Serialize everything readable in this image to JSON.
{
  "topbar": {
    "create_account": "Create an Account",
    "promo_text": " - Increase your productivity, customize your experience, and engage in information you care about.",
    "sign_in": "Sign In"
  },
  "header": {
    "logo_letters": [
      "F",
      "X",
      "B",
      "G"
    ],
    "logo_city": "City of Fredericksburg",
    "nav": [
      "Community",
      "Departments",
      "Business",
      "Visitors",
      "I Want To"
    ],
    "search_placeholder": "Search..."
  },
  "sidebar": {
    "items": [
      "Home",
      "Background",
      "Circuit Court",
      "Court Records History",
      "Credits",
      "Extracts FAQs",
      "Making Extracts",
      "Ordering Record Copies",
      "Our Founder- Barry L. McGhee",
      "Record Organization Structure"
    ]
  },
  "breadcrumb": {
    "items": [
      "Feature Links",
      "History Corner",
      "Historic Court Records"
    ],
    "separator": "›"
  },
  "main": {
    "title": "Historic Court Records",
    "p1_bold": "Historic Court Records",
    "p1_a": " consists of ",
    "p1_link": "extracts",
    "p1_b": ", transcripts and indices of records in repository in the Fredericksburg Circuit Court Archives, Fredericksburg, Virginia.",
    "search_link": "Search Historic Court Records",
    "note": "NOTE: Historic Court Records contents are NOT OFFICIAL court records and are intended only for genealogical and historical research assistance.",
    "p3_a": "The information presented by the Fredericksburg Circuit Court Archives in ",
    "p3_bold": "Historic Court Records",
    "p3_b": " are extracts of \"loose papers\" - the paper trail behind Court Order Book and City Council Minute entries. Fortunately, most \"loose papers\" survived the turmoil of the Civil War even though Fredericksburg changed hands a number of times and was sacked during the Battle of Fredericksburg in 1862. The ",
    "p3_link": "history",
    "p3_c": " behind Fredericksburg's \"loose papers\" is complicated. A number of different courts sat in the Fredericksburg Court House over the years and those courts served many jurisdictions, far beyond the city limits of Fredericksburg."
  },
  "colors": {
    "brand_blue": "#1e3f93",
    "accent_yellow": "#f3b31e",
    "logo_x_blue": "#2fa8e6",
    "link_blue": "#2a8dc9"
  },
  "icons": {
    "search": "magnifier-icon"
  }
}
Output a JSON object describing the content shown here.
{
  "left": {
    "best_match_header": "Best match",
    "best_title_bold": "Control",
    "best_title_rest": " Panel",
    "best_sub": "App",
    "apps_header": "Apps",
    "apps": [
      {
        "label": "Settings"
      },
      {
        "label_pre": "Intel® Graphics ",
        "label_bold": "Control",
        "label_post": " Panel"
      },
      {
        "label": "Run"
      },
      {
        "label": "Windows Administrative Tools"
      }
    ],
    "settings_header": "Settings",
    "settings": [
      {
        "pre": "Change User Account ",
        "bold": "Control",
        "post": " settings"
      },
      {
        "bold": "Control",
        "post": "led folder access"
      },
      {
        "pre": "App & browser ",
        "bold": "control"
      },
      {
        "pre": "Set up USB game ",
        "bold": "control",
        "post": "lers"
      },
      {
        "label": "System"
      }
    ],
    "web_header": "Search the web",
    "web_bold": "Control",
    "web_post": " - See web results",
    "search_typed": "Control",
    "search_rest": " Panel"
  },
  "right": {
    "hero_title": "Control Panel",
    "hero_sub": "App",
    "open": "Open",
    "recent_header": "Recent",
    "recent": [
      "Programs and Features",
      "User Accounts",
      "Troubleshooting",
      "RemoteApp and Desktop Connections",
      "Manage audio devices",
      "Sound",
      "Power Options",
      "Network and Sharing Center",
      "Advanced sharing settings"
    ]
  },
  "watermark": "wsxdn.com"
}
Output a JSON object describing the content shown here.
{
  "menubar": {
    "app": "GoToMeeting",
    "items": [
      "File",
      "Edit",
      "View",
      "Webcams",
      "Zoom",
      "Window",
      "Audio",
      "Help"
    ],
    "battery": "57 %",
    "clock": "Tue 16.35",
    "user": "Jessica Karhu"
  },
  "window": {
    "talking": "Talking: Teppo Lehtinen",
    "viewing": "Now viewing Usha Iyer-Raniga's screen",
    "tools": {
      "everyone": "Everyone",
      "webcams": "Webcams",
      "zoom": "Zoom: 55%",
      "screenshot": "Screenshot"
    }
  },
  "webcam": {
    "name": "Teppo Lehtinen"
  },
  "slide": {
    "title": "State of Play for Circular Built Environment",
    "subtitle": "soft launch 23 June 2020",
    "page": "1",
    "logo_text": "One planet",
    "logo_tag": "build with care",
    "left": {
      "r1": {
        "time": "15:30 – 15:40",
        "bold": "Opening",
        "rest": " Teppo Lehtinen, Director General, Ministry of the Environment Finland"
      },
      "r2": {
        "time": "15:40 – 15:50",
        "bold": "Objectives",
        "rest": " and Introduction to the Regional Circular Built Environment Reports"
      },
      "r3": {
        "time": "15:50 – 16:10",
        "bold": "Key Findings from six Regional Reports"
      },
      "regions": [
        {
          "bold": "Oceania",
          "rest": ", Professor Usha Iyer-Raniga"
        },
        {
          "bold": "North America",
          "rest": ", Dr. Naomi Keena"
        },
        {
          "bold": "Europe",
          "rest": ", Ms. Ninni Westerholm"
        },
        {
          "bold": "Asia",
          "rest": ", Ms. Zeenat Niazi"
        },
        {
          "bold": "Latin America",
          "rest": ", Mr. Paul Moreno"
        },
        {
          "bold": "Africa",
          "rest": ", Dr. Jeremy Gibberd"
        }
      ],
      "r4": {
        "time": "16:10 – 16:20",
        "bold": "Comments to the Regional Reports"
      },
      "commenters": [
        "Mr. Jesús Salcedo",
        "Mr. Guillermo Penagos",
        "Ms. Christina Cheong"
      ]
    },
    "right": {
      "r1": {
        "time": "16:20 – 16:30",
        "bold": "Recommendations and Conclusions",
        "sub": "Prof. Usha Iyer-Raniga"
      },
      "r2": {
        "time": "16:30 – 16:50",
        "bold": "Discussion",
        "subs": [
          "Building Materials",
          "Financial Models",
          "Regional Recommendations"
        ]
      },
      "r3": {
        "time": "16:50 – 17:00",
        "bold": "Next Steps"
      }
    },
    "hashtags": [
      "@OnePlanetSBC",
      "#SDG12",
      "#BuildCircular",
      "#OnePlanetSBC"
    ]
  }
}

______________________________

** WHAT THE EXERCISE ASKS **
Copy every line of the material in which the word "Archives" occurs.

** SOLUTION FOR THIS EXERCISE **
    "p1_b": ", transcripts and indices of records in repository in the Fredericksburg Circuit Court Archives, Fredericksburg, Virginia.",
    "p3_a": "The information presented by the Fredericksburg Circuit Court Archives in ",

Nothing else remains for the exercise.